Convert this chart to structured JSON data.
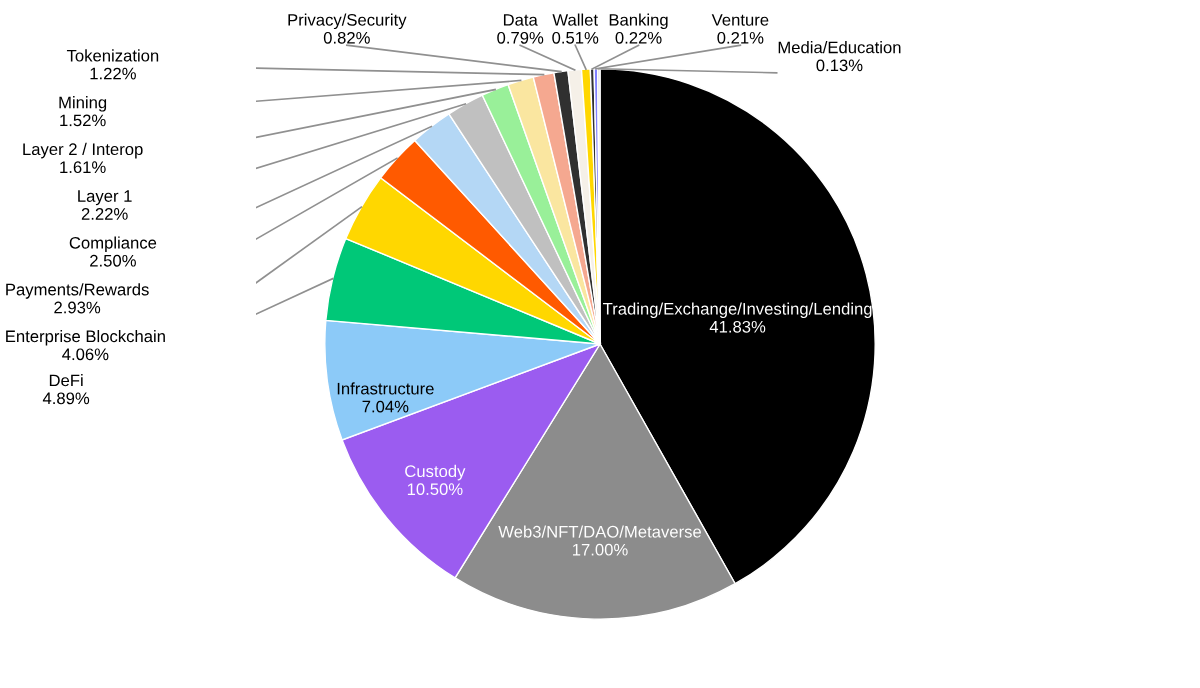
{
  "chart_data": {
    "type": "pie",
    "categories": [
      "Trading/Exchange/Investing/Lending",
      "Web3/NFT/DAO/Metaverse",
      "Custody",
      "Infrastructure",
      "DeFi",
      "Enterprise Blockchain",
      "Payments/Rewards",
      "Compliance",
      "Layer 1",
      "Layer 2 / Interop",
      "Mining",
      "Tokenization",
      "Privacy/Security",
      "Data",
      "Wallet",
      "Banking",
      "Venture",
      "Media/Education"
    ],
    "values": [
      41.83,
      17.0,
      10.5,
      7.04,
      4.89,
      4.06,
      2.93,
      2.5,
      2.22,
      1.61,
      1.52,
      1.22,
      0.82,
      0.79,
      0.51,
      0.22,
      0.21,
      0.13
    ],
    "value_labels": [
      "41.83%",
      "17.00%",
      "10.50%",
      "7.04%",
      "4.89%",
      "4.06%",
      "2.93%",
      "2.50%",
      "2.22%",
      "1.61%",
      "1.52%",
      "1.22%",
      "0.82%",
      "0.79%",
      "0.51%",
      "0.22%",
      "0.21%",
      "0.13%"
    ],
    "colors": [
      "#000000",
      "#8c8c8c",
      "#9b5cf0",
      "#8ccaf8",
      "#00c878",
      "#ffd700",
      "#ff5a00",
      "#b4d7f5",
      "#c0c0c0",
      "#99f099",
      "#fae6a0",
      "#f5a890",
      "#303030",
      "#f5f0e8",
      "#ffd700",
      "#303030",
      "#8080ff",
      "#d9d9d9"
    ]
  }
}
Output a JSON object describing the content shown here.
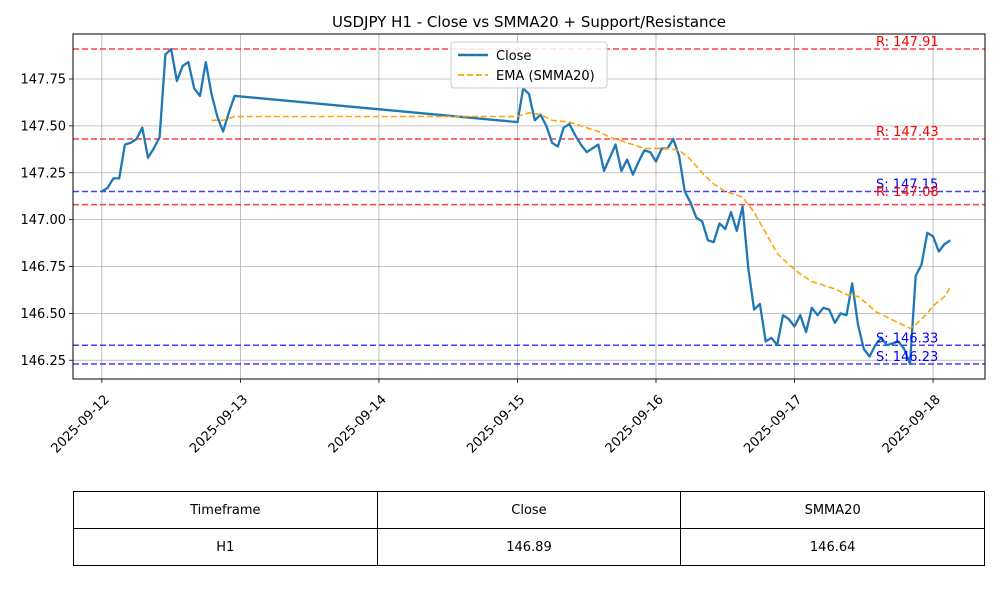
{
  "chart_data": {
    "type": "line",
    "title": "USDJPY H1 - Close vs SMMA20 + Support/Resistance",
    "xlabel": "",
    "ylabel": "",
    "ylim": [
      146.15,
      147.99
    ],
    "xlim": [
      "2025-09-11 19:00",
      "2025-09-18 09:00"
    ],
    "grid": true,
    "legend_position": "top-center",
    "x_ticks": [
      "2025-09-12",
      "2025-09-13",
      "2025-09-14",
      "2025-09-15",
      "2025-09-16",
      "2025-09-17",
      "2025-09-18"
    ],
    "y_ticks": [
      "146.25",
      "146.50",
      "146.75",
      "147.00",
      "147.25",
      "147.50",
      "147.75"
    ],
    "series": [
      {
        "name": "Close",
        "color": "#1f77b4",
        "points": [
          [
            "2025-09-12 00:00",
            147.15
          ],
          [
            "2025-09-12 01:00",
            147.17
          ],
          [
            "2025-09-12 02:00",
            147.22
          ],
          [
            "2025-09-12 03:00",
            147.22
          ],
          [
            "2025-09-12 04:00",
            147.4
          ],
          [
            "2025-09-12 05:00",
            147.41
          ],
          [
            "2025-09-12 06:00",
            147.43
          ],
          [
            "2025-09-12 07:00",
            147.49
          ],
          [
            "2025-09-12 08:00",
            147.33
          ],
          [
            "2025-09-12 09:00",
            147.38
          ],
          [
            "2025-09-12 10:00",
            147.44
          ],
          [
            "2025-09-12 11:00",
            147.88
          ],
          [
            "2025-09-12 12:00",
            147.91
          ],
          [
            "2025-09-12 13:00",
            147.74
          ],
          [
            "2025-09-12 14:00",
            147.82
          ],
          [
            "2025-09-12 15:00",
            147.84
          ],
          [
            "2025-09-12 16:00",
            147.7
          ],
          [
            "2025-09-12 17:00",
            147.66
          ],
          [
            "2025-09-12 18:00",
            147.84
          ],
          [
            "2025-09-12 19:00",
            147.67
          ],
          [
            "2025-09-12 20:00",
            147.55
          ],
          [
            "2025-09-12 21:00",
            147.47
          ],
          [
            "2025-09-12 22:00",
            147.57
          ],
          [
            "2025-09-12 23:00",
            147.66
          ],
          [
            "2025-09-15 00:00",
            147.52
          ],
          [
            "2025-09-15 01:00",
            147.7
          ],
          [
            "2025-09-15 02:00",
            147.67
          ],
          [
            "2025-09-15 03:00",
            147.53
          ],
          [
            "2025-09-15 04:00",
            147.56
          ],
          [
            "2025-09-15 05:00",
            147.5
          ],
          [
            "2025-09-15 06:00",
            147.41
          ],
          [
            "2025-09-15 07:00",
            147.39
          ],
          [
            "2025-09-15 08:00",
            147.49
          ],
          [
            "2025-09-15 09:00",
            147.51
          ],
          [
            "2025-09-15 10:00",
            147.45
          ],
          [
            "2025-09-15 11:00",
            147.4
          ],
          [
            "2025-09-15 12:00",
            147.36
          ],
          [
            "2025-09-15 13:00",
            147.38
          ],
          [
            "2025-09-15 14:00",
            147.4
          ],
          [
            "2025-09-15 15:00",
            147.26
          ],
          [
            "2025-09-15 16:00",
            147.33
          ],
          [
            "2025-09-15 17:00",
            147.4
          ],
          [
            "2025-09-15 18:00",
            147.26
          ],
          [
            "2025-09-15 19:00",
            147.32
          ],
          [
            "2025-09-15 20:00",
            147.24
          ],
          [
            "2025-09-15 21:00",
            147.31
          ],
          [
            "2025-09-15 22:00",
            147.37
          ],
          [
            "2025-09-15 23:00",
            147.36
          ],
          [
            "2025-09-16 00:00",
            147.31
          ],
          [
            "2025-09-16 01:00",
            147.38
          ],
          [
            "2025-09-16 02:00",
            147.38
          ],
          [
            "2025-09-16 03:00",
            147.43
          ],
          [
            "2025-09-16 04:00",
            147.34
          ],
          [
            "2025-09-16 05:00",
            147.15
          ],
          [
            "2025-09-16 06:00",
            147.09
          ],
          [
            "2025-09-16 07:00",
            147.01
          ],
          [
            "2025-09-16 08:00",
            146.99
          ],
          [
            "2025-09-16 09:00",
            146.89
          ],
          [
            "2025-09-16 10:00",
            146.88
          ],
          [
            "2025-09-16 11:00",
            146.98
          ],
          [
            "2025-09-16 12:00",
            146.95
          ],
          [
            "2025-09-16 13:00",
            147.04
          ],
          [
            "2025-09-16 14:00",
            146.94
          ],
          [
            "2025-09-16 15:00",
            147.07
          ],
          [
            "2025-09-16 16:00",
            146.74
          ],
          [
            "2025-09-16 17:00",
            146.52
          ],
          [
            "2025-09-16 18:00",
            146.55
          ],
          [
            "2025-09-16 19:00",
            146.35
          ],
          [
            "2025-09-16 20:00",
            146.37
          ],
          [
            "2025-09-16 21:00",
            146.33
          ],
          [
            "2025-09-16 22:00",
            146.49
          ],
          [
            "2025-09-16 23:00",
            146.47
          ],
          [
            "2025-09-17 00:00",
            146.43
          ],
          [
            "2025-09-17 01:00",
            146.49
          ],
          [
            "2025-09-17 02:00",
            146.4
          ],
          [
            "2025-09-17 03:00",
            146.53
          ],
          [
            "2025-09-17 04:00",
            146.49
          ],
          [
            "2025-09-17 05:00",
            146.53
          ],
          [
            "2025-09-17 06:00",
            146.52
          ],
          [
            "2025-09-17 07:00",
            146.45
          ],
          [
            "2025-09-17 08:00",
            146.5
          ],
          [
            "2025-09-17 09:00",
            146.49
          ],
          [
            "2025-09-17 10:00",
            146.66
          ],
          [
            "2025-09-17 11:00",
            146.44
          ],
          [
            "2025-09-17 12:00",
            146.31
          ],
          [
            "2025-09-17 13:00",
            146.27
          ],
          [
            "2025-09-17 14:00",
            146.33
          ],
          [
            "2025-09-17 15:00",
            146.37
          ],
          [
            "2025-09-17 16:00",
            146.33
          ],
          [
            "2025-09-17 17:00",
            146.34
          ],
          [
            "2025-09-17 18:00",
            146.35
          ],
          [
            "2025-09-17 19:00",
            146.31
          ],
          [
            "2025-09-17 20:00",
            146.23
          ],
          [
            "2025-09-17 21:00",
            146.7
          ],
          [
            "2025-09-17 22:00",
            146.76
          ],
          [
            "2025-09-17 23:00",
            146.93
          ],
          [
            "2025-09-18 00:00",
            146.91
          ],
          [
            "2025-09-18 01:00",
            146.83
          ],
          [
            "2025-09-18 02:00",
            146.87
          ],
          [
            "2025-09-18 03:00",
            146.89
          ]
        ]
      },
      {
        "name": "EMA (SMMA20)",
        "color": "#ffa500",
        "dashed": true,
        "points": [
          [
            "2025-09-12 19:00",
            147.53
          ],
          [
            "2025-09-12 20:00",
            147.53
          ],
          [
            "2025-09-12 21:00",
            147.53
          ],
          [
            "2025-09-12 22:00",
            147.54
          ],
          [
            "2025-09-12 23:00",
            147.55
          ],
          [
            "2025-09-15 00:00",
            147.55
          ],
          [
            "2025-09-15 01:00",
            147.56
          ],
          [
            "2025-09-15 02:00",
            147.57
          ],
          [
            "2025-09-15 04:00",
            147.56
          ],
          [
            "2025-09-15 06:00",
            147.53
          ],
          [
            "2025-09-15 09:00",
            147.52
          ],
          [
            "2025-09-15 12:00",
            147.49
          ],
          [
            "2025-09-15 14:00",
            147.47
          ],
          [
            "2025-09-15 16:00",
            147.44
          ],
          [
            "2025-09-15 18:00",
            147.42
          ],
          [
            "2025-09-15 20:00",
            147.4
          ],
          [
            "2025-09-15 22:00",
            147.38
          ],
          [
            "2025-09-16 00:00",
            147.38
          ],
          [
            "2025-09-16 02:00",
            147.38
          ],
          [
            "2025-09-16 04:00",
            147.37
          ],
          [
            "2025-09-16 06:00",
            147.32
          ],
          [
            "2025-09-16 08:00",
            147.25
          ],
          [
            "2025-09-16 10:00",
            147.19
          ],
          [
            "2025-09-16 12:00",
            147.15
          ],
          [
            "2025-09-16 14:00",
            147.13
          ],
          [
            "2025-09-16 15:00",
            147.12
          ],
          [
            "2025-09-16 17:00",
            147.04
          ],
          [
            "2025-09-16 19:00",
            146.93
          ],
          [
            "2025-09-16 21:00",
            146.82
          ],
          [
            "2025-09-16 23:00",
            146.76
          ],
          [
            "2025-09-17 01:00",
            146.71
          ],
          [
            "2025-09-17 03:00",
            146.67
          ],
          [
            "2025-09-17 05:00",
            146.65
          ],
          [
            "2025-09-17 07:00",
            146.63
          ],
          [
            "2025-09-17 09:00",
            146.6
          ],
          [
            "2025-09-17 11:00",
            146.59
          ],
          [
            "2025-09-17 13:00",
            146.54
          ],
          [
            "2025-09-17 14:00",
            146.51
          ],
          [
            "2025-09-17 16:00",
            146.48
          ],
          [
            "2025-09-17 18:00",
            146.45
          ],
          [
            "2025-09-17 20:00",
            146.42
          ],
          [
            "2025-09-17 21:00",
            146.44
          ],
          [
            "2025-09-17 23:00",
            146.5
          ],
          [
            "2025-09-18 00:00",
            146.54
          ],
          [
            "2025-09-18 02:00",
            146.59
          ],
          [
            "2025-09-18 03:00",
            146.64
          ]
        ]
      }
    ],
    "resistance": [
      {
        "value": 147.91,
        "label": "R: 147.91",
        "color": "#ff0000"
      },
      {
        "value": 147.43,
        "label": "R: 147.43",
        "color": "#ff0000"
      },
      {
        "value": 147.08,
        "label": "",
        "color": "#ff0000"
      }
    ],
    "support": [
      {
        "value": 147.15,
        "label": "S: 147.15",
        "color": "#0000ff"
      },
      {
        "value": 146.33,
        "label": "S: 146.33",
        "color": "#0000ff"
      },
      {
        "value": 146.23,
        "label": "S: 146.23",
        "color": "#0000ff"
      }
    ],
    "overlap_label": {
      "value": 147.11,
      "label": "R: 147.08",
      "color": "#ff0000"
    },
    "table": {
      "headers": [
        "Timeframe",
        "Close",
        "SMMA20"
      ],
      "rows": [
        [
          "H1",
          "146.89",
          "146.64"
        ]
      ]
    }
  }
}
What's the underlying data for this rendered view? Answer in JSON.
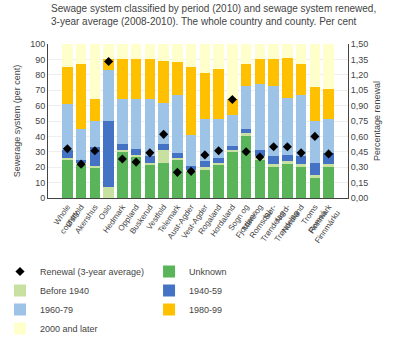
{
  "chart_data": {
    "type": "bar",
    "stacked": true,
    "title": "Sewage system classified by period (2010) and sewage system renewed,\n3-year average (2008-2010). The whole country and county. Per cent",
    "y_label": "Sewerage system (per cent)",
    "y2_label": "Percentage renewal",
    "categories": [
      "Whole\ncountry",
      "Østfold",
      "Akershus",
      "Oslo",
      "Hedmark",
      "Oppland",
      "Buskerud",
      "Vestfold",
      "Telemark",
      "Aust-Agder",
      "Vest-Agder",
      "Rogaland",
      "Hordaland",
      "Sogn og\nFjordane",
      "Møre og\nRomsdal",
      "Sør-\nTrøndelag",
      "Nord-\nTrøndelag",
      "Nordland",
      "Troms\nRomsá",
      "Finnmark\nFinnmárku"
    ],
    "series": [
      {
        "name": "Renewal (3-year average)",
        "type": "scatter",
        "marker": "diamond",
        "color": "#000000",
        "axis": "y2",
        "values": [
          0.48,
          0.33,
          0.46,
          1.33,
          0.38,
          0.35,
          0.44,
          0.62,
          0.25,
          0.26,
          0.42,
          0.46,
          0.96,
          0.45,
          0.4,
          0.5,
          0.5,
          0.44,
          0.6,
          0.43
        ]
      },
      {
        "name": "Unknown",
        "type": "bar",
        "color": "#5ab45a",
        "values": [
          25,
          22,
          20,
          0,
          30,
          27,
          22,
          23,
          25,
          17,
          18,
          22,
          30,
          40,
          25,
          20,
          22,
          20,
          13,
          20
        ]
      },
      {
        "name": "Before 1940",
        "type": "bar",
        "color": "#c8e0a0",
        "values": [
          1,
          1,
          1,
          7,
          1,
          1,
          1,
          8,
          1,
          1,
          2,
          1,
          1,
          2,
          2,
          2,
          2,
          2,
          2,
          2
        ]
      },
      {
        "name": "1940-59",
        "type": "bar",
        "color": "#4472c4",
        "values": [
          5,
          2,
          12,
          43,
          4,
          4,
          4,
          4,
          3,
          3,
          4,
          3,
          3,
          3,
          4,
          5,
          4,
          5,
          8,
          7
        ]
      },
      {
        "name": "1960-79",
        "type": "bar",
        "color": "#9dc3e6",
        "values": [
          30,
          20,
          17,
          33,
          29,
          32,
          37,
          27,
          38,
          20,
          27,
          25,
          20,
          28,
          43,
          46,
          37,
          40,
          27,
          22
        ]
      },
      {
        "name": "1980-99",
        "type": "bar",
        "color": "#ffc000",
        "values": [
          24,
          42,
          14,
          7,
          26,
          26,
          26,
          27,
          21,
          44,
          30,
          33,
          10,
          14,
          16,
          17,
          26,
          20,
          22,
          20
        ]
      },
      {
        "name": "2000 and later",
        "type": "bar",
        "color": "#ffffcc",
        "values": [
          15,
          13,
          36,
          10,
          10,
          10,
          10,
          11,
          12,
          15,
          19,
          16,
          36,
          13,
          10,
          10,
          9,
          13,
          28,
          29
        ]
      }
    ],
    "ylim": [
      0,
      100
    ],
    "yticks": [
      0,
      10,
      20,
      30,
      40,
      50,
      60,
      70,
      80,
      90,
      100
    ],
    "y2lim": [
      0,
      1.5
    ],
    "y2ticks": [
      {
        "value": 0.0,
        "label": "0,00"
      },
      {
        "value": 0.15,
        "label": "0,15"
      },
      {
        "value": 0.3,
        "label": "0,30"
      },
      {
        "value": 0.45,
        "label": "0,45"
      },
      {
        "value": 0.6,
        "label": "0,60"
      },
      {
        "value": 0.75,
        "label": "0,75"
      },
      {
        "value": 0.9,
        "label": "0,90"
      },
      {
        "value": 1.05,
        "label": "1,05"
      },
      {
        "value": 1.2,
        "label": "1,20"
      },
      {
        "value": 1.35,
        "label": "1,35"
      },
      {
        "value": 1.5,
        "label": "1,50"
      }
    ],
    "grid": true,
    "legend": "lower left"
  }
}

——

Of the lines above, how many contain the word "true"? Provide the number and nothing else.

4